Work instructions >>
Collect all the lines that mention the word "image".

>> begin Records shown

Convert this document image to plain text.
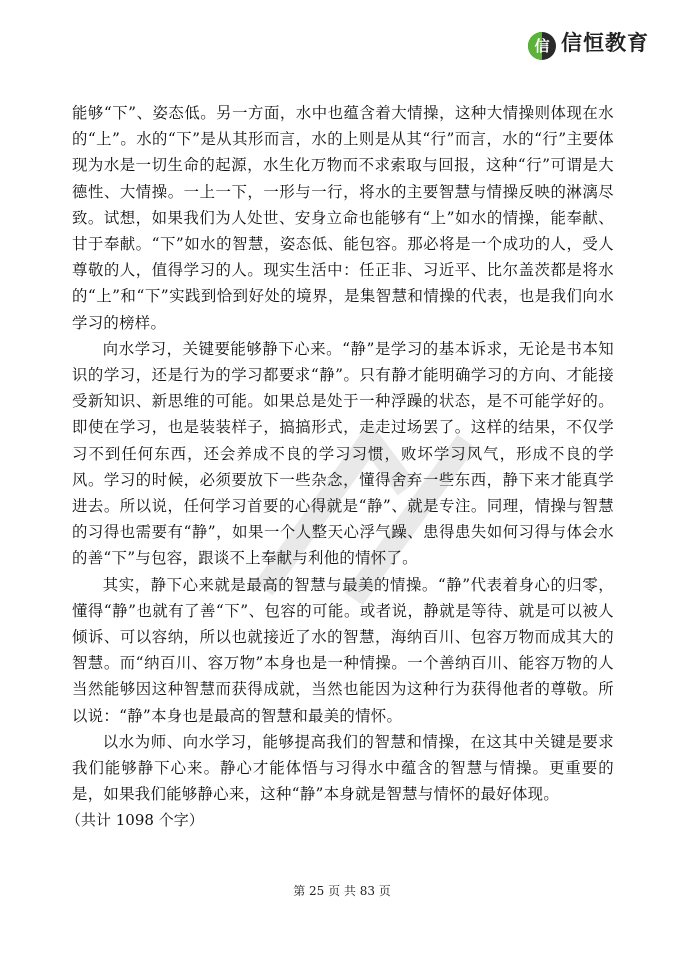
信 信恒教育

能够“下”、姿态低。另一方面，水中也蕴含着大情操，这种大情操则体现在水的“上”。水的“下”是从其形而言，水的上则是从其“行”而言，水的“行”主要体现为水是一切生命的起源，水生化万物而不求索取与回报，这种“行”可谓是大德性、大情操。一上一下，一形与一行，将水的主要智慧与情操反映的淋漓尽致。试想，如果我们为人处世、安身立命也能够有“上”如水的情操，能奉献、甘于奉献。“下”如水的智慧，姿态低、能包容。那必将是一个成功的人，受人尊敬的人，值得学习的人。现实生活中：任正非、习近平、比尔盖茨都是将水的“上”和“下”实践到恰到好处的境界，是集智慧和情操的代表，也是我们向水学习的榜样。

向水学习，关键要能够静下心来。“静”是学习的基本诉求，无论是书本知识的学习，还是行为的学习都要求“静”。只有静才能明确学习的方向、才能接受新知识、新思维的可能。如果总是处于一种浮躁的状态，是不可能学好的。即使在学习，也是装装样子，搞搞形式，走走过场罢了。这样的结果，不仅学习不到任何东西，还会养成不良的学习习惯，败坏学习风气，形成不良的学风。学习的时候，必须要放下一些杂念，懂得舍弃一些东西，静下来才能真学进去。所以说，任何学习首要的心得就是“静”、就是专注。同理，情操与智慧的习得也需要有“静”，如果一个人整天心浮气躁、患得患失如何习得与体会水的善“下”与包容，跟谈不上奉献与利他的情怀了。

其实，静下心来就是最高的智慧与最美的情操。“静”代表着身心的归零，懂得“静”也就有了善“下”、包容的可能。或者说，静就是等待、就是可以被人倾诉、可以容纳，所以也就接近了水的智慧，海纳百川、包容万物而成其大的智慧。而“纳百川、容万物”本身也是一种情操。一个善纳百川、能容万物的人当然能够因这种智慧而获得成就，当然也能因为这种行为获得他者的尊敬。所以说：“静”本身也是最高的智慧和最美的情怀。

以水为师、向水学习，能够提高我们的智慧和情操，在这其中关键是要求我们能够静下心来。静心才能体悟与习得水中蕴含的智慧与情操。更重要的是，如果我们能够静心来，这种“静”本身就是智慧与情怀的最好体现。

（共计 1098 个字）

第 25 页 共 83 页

>> end Records shown
>> begin Records shown

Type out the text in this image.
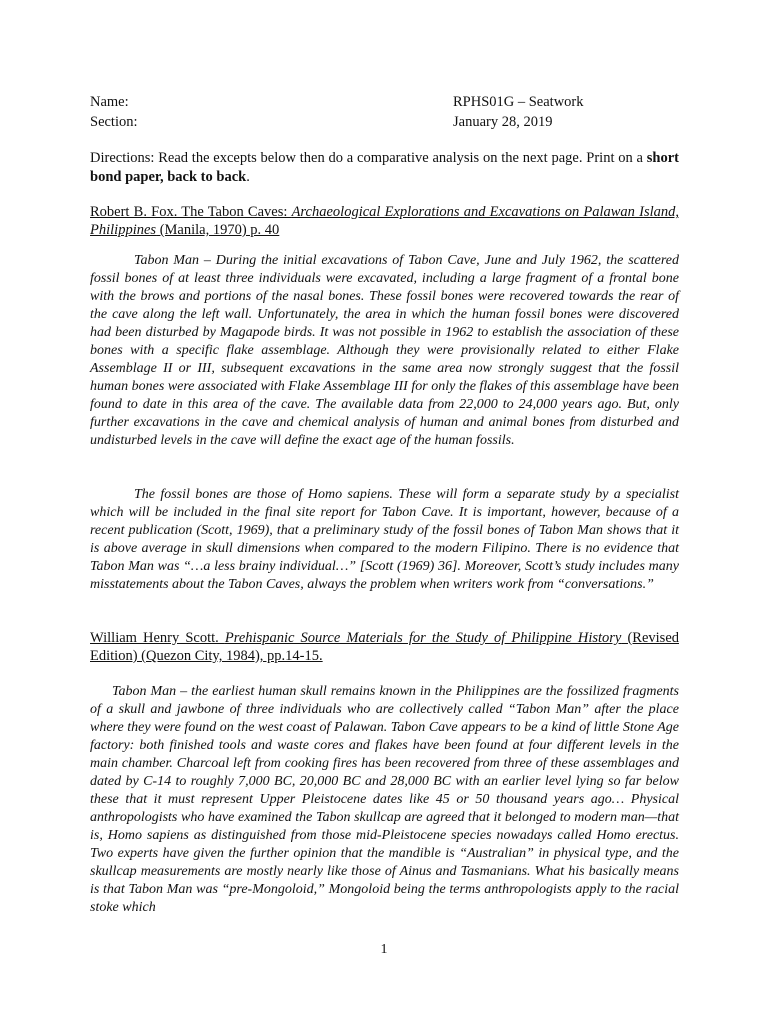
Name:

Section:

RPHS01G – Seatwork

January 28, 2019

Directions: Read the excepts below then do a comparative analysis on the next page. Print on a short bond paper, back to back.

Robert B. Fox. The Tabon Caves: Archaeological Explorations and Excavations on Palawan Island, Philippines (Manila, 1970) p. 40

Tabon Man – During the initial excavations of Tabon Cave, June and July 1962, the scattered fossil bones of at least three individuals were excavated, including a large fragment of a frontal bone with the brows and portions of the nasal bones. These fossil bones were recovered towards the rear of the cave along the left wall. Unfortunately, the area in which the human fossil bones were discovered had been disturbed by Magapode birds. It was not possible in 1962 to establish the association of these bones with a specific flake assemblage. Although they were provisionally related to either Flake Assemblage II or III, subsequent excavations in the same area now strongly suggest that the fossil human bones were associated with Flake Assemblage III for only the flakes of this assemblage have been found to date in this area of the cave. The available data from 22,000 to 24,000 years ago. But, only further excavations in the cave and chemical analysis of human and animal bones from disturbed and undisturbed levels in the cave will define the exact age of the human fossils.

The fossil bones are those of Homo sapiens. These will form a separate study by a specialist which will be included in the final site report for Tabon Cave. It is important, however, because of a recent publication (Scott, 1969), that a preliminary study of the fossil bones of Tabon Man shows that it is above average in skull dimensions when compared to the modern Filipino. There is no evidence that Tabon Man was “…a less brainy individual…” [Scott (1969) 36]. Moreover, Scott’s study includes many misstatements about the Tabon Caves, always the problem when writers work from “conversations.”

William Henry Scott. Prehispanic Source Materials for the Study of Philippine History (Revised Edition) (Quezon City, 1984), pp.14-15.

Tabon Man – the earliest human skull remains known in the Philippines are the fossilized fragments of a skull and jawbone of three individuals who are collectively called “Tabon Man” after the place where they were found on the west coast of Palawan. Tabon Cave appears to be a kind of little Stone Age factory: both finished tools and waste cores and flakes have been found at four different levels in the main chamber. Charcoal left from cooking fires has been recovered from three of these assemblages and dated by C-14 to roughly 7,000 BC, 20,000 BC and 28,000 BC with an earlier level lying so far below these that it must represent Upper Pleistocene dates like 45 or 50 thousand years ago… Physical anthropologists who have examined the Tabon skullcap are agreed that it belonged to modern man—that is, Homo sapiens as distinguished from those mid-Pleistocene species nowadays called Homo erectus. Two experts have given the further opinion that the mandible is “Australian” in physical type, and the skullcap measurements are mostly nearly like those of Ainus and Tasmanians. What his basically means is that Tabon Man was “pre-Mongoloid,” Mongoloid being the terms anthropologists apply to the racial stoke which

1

>> end Records shown

Answer to this exercise >>
Convert this document image to plain text.
Type out the text in this image.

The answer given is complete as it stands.